• GOAL:
Among the lines below, how many carry the string "object"? Reply with a number and nothing else.

• DATA PROVIDED:
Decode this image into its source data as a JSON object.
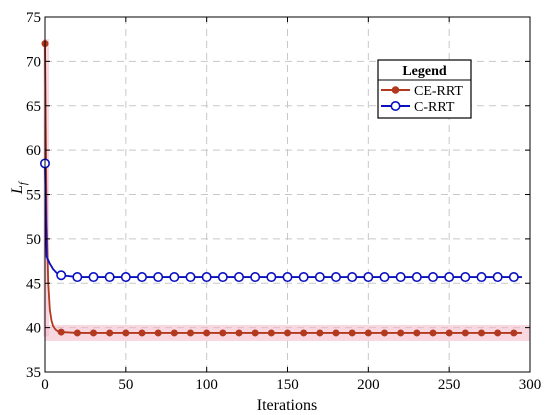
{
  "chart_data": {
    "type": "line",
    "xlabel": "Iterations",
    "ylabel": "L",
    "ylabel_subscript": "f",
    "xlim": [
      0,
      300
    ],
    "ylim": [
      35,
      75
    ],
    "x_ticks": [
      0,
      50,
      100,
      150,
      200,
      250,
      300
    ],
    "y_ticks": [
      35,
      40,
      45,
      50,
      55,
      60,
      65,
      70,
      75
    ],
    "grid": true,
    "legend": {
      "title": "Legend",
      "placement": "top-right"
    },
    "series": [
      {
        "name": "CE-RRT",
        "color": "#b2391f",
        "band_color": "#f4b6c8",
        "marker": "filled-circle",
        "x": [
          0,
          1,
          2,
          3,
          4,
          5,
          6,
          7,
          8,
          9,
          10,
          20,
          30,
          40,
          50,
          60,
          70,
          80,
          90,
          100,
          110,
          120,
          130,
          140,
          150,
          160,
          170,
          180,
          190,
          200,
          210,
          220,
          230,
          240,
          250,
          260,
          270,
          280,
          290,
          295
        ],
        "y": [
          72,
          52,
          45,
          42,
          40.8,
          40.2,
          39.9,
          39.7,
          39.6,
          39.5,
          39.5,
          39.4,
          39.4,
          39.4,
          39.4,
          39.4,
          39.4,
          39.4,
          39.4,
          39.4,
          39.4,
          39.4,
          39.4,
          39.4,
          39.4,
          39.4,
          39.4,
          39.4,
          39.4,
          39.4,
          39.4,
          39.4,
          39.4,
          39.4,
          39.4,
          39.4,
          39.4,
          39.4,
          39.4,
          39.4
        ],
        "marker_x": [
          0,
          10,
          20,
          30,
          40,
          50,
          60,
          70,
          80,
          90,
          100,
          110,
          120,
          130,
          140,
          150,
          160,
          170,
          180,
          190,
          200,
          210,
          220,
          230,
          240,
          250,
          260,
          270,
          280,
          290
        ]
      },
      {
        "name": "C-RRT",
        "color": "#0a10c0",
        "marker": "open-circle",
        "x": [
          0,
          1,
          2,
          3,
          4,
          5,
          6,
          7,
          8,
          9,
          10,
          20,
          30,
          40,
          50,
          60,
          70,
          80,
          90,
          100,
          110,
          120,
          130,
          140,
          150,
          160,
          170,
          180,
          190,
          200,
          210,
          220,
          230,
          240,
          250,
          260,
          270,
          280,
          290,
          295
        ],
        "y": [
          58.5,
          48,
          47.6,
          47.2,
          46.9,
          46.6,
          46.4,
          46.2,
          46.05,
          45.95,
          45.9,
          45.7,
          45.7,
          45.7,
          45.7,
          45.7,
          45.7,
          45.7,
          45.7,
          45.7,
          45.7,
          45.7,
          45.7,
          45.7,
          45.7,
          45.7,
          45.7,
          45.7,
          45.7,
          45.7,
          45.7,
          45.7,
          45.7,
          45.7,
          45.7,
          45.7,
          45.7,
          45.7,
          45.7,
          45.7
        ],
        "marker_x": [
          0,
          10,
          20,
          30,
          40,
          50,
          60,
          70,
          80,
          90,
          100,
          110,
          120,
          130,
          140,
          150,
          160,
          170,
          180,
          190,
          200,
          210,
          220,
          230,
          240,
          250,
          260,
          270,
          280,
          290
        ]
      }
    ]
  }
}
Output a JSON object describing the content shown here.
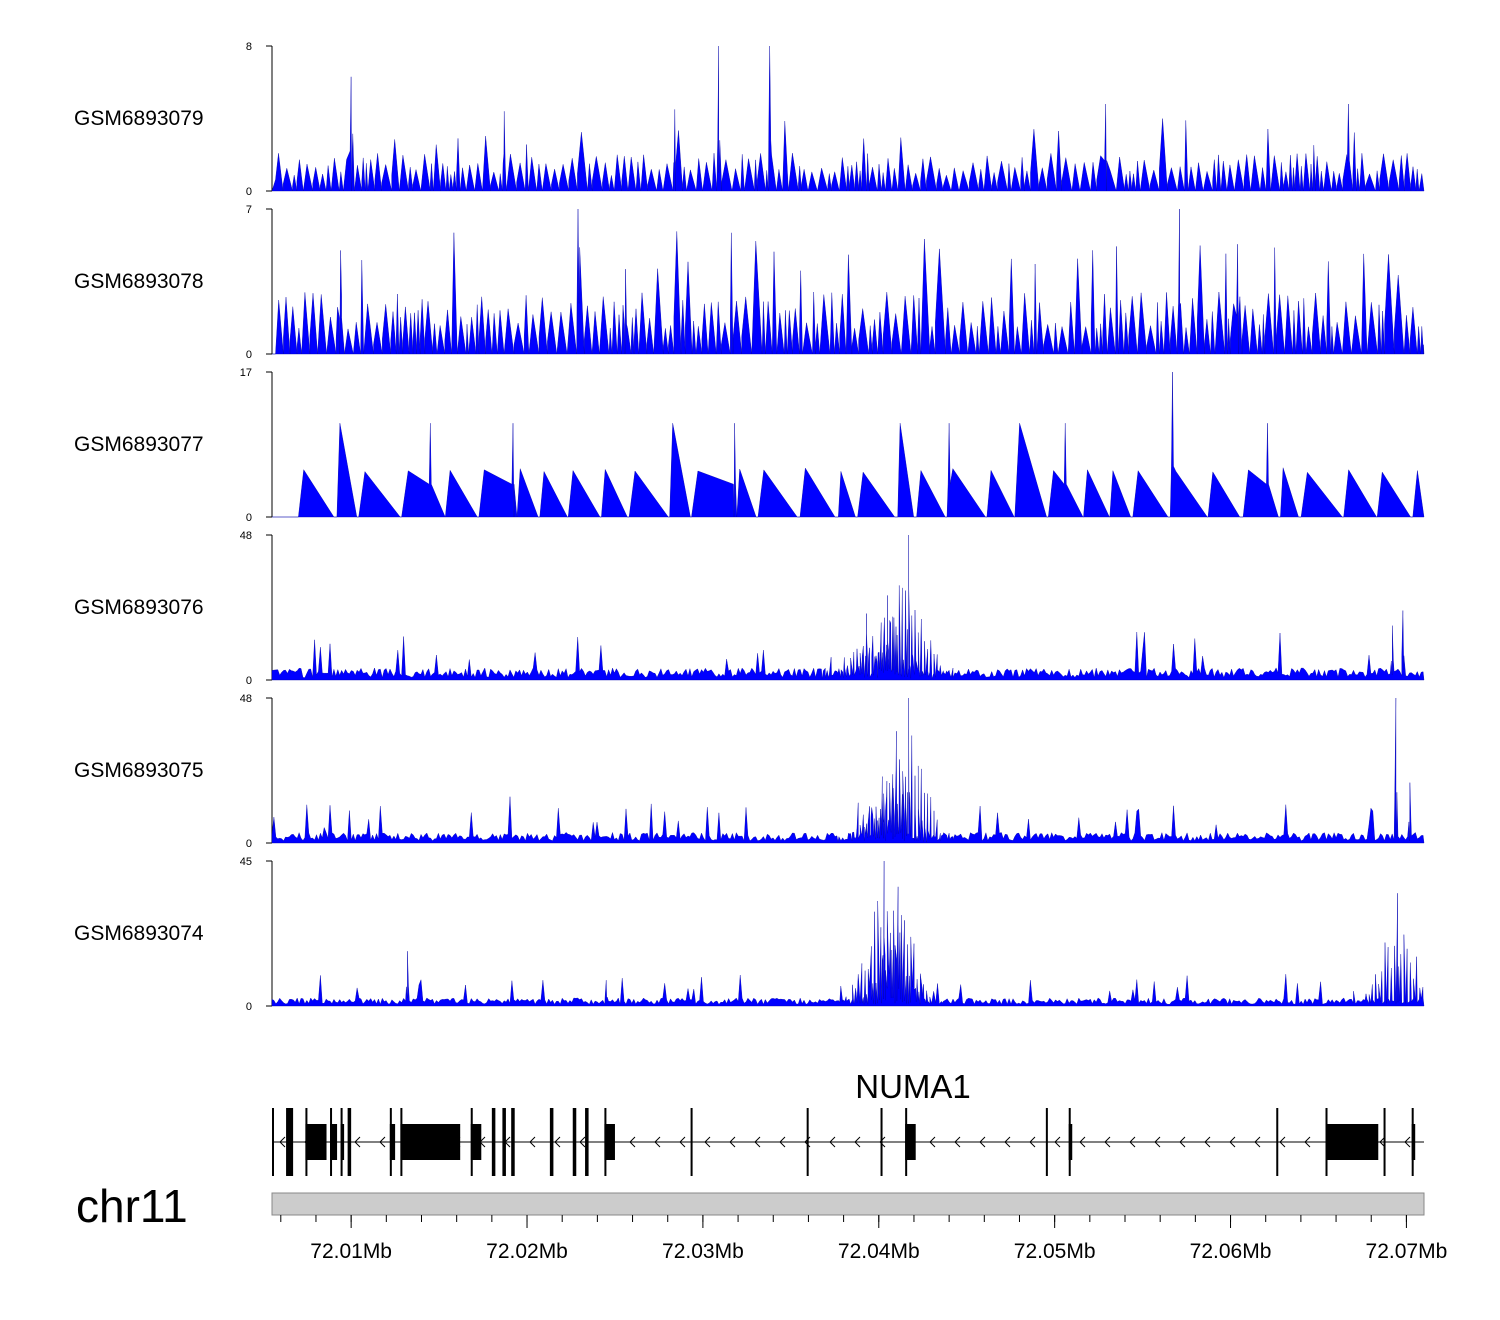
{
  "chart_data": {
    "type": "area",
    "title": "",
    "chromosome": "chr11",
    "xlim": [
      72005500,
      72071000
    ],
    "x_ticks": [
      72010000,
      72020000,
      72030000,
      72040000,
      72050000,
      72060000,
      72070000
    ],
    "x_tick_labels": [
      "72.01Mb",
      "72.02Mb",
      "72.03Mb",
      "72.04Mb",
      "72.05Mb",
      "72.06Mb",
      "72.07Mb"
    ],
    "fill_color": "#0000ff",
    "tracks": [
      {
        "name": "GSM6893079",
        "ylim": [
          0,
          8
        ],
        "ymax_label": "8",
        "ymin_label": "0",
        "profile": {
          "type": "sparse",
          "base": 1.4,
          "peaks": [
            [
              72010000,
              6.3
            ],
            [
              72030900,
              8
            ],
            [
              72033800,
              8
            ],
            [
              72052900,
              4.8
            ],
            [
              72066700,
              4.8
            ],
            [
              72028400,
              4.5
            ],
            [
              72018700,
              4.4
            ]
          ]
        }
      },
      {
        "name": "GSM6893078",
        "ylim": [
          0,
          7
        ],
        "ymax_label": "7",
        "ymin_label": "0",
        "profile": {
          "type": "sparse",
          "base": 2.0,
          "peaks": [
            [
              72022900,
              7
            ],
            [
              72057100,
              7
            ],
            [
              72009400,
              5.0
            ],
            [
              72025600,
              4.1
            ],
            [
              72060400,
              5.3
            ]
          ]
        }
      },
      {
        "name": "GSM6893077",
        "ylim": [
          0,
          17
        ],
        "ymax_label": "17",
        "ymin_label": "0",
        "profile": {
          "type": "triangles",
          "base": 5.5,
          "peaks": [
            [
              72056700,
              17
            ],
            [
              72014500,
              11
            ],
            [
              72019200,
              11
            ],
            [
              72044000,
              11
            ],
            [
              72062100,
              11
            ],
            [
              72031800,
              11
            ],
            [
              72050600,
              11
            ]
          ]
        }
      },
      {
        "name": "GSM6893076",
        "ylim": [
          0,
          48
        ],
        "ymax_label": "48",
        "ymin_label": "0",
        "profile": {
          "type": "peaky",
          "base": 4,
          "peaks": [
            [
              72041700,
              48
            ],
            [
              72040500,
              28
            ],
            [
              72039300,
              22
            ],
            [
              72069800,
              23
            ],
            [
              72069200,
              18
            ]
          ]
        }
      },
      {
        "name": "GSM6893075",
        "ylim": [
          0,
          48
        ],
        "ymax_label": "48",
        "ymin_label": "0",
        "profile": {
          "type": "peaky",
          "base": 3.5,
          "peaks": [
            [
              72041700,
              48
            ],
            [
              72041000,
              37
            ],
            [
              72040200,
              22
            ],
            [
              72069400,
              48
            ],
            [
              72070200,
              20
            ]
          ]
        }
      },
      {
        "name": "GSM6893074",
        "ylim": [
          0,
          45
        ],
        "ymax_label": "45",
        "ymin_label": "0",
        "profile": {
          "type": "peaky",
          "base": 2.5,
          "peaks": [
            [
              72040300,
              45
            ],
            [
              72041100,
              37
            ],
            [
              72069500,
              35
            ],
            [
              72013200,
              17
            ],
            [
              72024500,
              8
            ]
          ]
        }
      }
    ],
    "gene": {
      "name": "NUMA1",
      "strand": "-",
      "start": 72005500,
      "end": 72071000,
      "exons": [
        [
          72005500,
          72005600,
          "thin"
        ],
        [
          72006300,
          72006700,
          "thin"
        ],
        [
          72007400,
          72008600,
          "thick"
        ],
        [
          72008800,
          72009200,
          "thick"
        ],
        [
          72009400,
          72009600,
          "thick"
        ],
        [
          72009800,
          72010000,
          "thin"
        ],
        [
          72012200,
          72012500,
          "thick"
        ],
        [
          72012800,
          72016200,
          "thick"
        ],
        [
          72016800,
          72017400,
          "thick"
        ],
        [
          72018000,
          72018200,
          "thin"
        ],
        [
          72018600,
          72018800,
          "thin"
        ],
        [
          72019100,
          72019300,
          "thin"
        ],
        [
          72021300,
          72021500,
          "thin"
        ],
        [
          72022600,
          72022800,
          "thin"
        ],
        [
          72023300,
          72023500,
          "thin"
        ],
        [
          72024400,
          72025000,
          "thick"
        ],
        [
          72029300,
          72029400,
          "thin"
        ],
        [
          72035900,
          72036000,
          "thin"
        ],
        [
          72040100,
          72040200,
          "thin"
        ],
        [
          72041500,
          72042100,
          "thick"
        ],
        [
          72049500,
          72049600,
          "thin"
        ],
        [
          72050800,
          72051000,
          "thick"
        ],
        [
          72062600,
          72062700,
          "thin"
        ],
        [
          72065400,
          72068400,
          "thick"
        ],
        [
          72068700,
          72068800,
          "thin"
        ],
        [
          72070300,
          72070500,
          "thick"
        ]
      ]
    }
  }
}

• WRITTEN RESPONSE:
2